Text shown =>
------------------------------------------------------------------------

Updated: 08/07/2014 7:29 AM
Created: 08/06/2014 9:57 PM KSTP.com
By: Beth McDonough
Tributes for fallen Mendota Heights Police Officer Scott Patrick were held Wednesday, one week after he was shot and killed during a traffic stop. It's an especially difficult time for his wife, Michelle, who no one wants to refer to as a widow -- not yet.
She isn't alone in her grief; Jennifer Silvera Lindemer can relate. Her husband, Lino Lakes police officer Shawn Silvera, was killed in 2005 while trying to stop carjackers.
"It’s such a numbing feeling. It brings me back to nine years ago when Shawn died ... just an absolute emptiness for the family," Silvera Lindemer said.
It’s a void the mother of two babies, at the time, didn't expect at the tender age of 32.
"We did not think our lives were going to end when it was just the beginning," she said. "It changes your life in a heartbeat; it changes your life in an instant without choice or decision."
It's a widow's journey she wrote about first in a journal, and then she wrote a book called “Believe.”
"Really, my therapy was writing, a place to put the pain. It was so much to hold it inside. If I could get it out, it would bring a little bit of comfort," she said.

------------------------------------------------------------------------

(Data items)

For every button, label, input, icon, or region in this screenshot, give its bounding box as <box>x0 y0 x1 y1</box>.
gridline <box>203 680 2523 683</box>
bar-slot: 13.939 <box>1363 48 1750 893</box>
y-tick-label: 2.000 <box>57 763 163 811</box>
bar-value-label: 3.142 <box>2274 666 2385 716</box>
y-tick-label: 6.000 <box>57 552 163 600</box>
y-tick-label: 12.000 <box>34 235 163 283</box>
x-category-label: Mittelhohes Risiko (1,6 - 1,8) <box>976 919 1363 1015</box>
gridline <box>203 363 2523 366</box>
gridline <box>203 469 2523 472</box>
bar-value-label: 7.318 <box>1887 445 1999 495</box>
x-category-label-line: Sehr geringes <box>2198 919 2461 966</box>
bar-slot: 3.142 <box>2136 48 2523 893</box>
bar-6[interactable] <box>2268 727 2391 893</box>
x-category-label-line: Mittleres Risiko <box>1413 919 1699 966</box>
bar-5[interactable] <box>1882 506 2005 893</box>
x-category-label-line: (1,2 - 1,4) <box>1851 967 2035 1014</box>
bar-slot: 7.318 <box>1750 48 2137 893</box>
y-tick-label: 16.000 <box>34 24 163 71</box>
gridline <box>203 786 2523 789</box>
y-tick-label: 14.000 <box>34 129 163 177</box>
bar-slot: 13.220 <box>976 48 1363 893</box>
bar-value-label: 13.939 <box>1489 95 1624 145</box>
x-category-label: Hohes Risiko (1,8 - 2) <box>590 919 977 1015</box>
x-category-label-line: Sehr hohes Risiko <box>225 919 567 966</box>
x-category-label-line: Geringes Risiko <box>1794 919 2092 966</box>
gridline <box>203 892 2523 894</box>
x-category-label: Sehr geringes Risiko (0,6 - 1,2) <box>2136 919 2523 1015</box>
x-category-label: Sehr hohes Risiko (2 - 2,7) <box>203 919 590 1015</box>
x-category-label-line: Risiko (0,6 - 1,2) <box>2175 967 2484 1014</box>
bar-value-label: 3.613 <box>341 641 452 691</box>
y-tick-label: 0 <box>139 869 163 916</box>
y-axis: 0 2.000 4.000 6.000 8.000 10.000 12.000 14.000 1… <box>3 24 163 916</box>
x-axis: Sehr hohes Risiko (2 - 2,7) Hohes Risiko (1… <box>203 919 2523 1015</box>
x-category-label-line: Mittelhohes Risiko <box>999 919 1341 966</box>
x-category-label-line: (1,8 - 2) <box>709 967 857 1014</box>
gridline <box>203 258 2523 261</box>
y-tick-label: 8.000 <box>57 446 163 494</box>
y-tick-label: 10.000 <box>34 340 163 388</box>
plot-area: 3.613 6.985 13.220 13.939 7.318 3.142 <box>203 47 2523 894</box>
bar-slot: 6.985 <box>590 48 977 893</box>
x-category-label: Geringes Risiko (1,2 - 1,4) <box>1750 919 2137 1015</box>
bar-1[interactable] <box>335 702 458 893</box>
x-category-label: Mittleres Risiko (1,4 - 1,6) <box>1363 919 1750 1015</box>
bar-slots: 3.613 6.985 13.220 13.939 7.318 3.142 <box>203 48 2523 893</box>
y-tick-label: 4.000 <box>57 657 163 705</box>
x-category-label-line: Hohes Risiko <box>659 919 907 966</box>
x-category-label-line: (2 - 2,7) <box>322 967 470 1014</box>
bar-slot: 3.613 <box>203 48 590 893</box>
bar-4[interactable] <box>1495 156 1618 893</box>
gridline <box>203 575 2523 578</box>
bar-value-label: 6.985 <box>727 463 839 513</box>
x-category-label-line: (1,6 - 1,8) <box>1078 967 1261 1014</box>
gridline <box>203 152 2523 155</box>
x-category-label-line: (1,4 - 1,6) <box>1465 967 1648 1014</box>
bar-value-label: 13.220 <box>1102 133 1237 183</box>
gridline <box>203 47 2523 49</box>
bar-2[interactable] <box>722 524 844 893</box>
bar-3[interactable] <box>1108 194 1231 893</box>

------------------------------------------------------------------------

Pick up the news story about Jennifer Silvera Lindemer and the death of Officer Scott Patrick after its last sentence, and write the next few paragraphs.

For herself and others, like Michelle Patrick and her two teenage daughters, she said, “It's such an influential age to lose a parent; it’s such extreme trauma, and my heart goes out to everyone.”
She says Minnesota’s chapter of Concerns of Police Survivors, along with the Law Enforcement Memorial Association, helped her young family early on.
Since then, a highway and park have been named after Officer Shawn Silvera. Her children attend a yearly summer camp for kids who've lost a parent in law enforcement. When they get older, the cost of college will also be covered for them in Minnesota.
"The loss never goes away, but you incorporate it into your current life," Silvera Lindemer said.
Silvera Lindemer has since remarried and moved to a new area. However, she says you don't really move on, you learn to deal.